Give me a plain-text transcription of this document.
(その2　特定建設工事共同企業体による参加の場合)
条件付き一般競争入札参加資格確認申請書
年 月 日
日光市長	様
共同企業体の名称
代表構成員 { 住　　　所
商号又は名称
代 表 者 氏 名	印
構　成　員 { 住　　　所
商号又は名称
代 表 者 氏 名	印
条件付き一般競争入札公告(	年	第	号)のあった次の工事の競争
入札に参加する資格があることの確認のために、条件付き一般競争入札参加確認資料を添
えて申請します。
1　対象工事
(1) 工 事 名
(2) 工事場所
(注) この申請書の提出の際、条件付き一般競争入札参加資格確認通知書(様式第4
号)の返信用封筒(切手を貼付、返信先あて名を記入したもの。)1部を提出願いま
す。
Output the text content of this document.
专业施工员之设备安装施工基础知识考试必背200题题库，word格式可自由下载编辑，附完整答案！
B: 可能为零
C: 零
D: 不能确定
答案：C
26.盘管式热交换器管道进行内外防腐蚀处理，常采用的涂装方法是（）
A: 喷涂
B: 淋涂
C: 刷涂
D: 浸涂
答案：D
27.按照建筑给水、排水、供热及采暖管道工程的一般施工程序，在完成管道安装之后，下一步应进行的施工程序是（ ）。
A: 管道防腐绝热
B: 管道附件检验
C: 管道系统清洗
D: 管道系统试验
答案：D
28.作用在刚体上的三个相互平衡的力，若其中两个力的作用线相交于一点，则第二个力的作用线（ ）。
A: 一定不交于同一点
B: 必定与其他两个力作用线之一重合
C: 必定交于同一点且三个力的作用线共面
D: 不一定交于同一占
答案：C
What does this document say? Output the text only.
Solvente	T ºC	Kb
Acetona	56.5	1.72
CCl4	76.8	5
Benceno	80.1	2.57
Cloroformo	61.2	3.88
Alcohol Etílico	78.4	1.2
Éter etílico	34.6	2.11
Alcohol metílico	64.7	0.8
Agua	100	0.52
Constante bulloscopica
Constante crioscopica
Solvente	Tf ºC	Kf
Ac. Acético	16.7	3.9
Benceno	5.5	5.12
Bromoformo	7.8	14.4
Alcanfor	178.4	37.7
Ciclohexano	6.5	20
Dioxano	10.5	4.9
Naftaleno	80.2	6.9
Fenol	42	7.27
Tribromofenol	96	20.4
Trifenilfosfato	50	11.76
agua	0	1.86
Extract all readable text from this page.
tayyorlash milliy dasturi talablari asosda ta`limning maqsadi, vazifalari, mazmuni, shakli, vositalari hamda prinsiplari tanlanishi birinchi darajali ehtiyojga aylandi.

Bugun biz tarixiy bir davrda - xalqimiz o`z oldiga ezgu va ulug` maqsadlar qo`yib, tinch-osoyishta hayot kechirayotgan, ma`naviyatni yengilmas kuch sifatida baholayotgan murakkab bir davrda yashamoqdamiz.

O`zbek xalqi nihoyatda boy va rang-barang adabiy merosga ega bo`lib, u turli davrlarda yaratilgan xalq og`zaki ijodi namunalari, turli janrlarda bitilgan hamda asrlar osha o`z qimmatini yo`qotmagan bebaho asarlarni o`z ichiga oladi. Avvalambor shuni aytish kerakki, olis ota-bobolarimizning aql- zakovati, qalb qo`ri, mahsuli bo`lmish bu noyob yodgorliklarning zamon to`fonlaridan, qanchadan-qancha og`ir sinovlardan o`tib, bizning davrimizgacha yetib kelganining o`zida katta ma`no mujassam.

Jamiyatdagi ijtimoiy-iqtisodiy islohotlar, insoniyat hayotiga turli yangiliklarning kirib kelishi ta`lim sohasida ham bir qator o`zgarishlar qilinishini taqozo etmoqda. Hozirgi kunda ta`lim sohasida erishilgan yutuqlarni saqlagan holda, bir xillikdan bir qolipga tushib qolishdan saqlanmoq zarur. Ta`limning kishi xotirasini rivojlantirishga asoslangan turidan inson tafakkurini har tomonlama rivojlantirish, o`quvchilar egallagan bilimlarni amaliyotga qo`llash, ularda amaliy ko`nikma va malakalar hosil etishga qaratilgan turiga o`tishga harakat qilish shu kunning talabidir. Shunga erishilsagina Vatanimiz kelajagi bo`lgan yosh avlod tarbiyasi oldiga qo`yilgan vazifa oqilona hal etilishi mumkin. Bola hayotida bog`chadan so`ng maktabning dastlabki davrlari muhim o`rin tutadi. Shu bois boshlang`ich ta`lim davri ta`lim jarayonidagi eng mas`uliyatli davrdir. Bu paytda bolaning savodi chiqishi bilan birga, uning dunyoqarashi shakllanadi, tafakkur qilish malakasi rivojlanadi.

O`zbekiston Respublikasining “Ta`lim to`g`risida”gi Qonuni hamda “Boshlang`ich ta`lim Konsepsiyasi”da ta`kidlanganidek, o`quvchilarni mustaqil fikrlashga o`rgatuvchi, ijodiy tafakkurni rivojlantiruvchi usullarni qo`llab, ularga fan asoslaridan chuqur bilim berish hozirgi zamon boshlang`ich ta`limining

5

Required task ->
Locate each line containing the string "document" and show it.

The response ->
Give me a plain-text transcription of this document.
Output the text content of this document.
What does this document say? Output the text only.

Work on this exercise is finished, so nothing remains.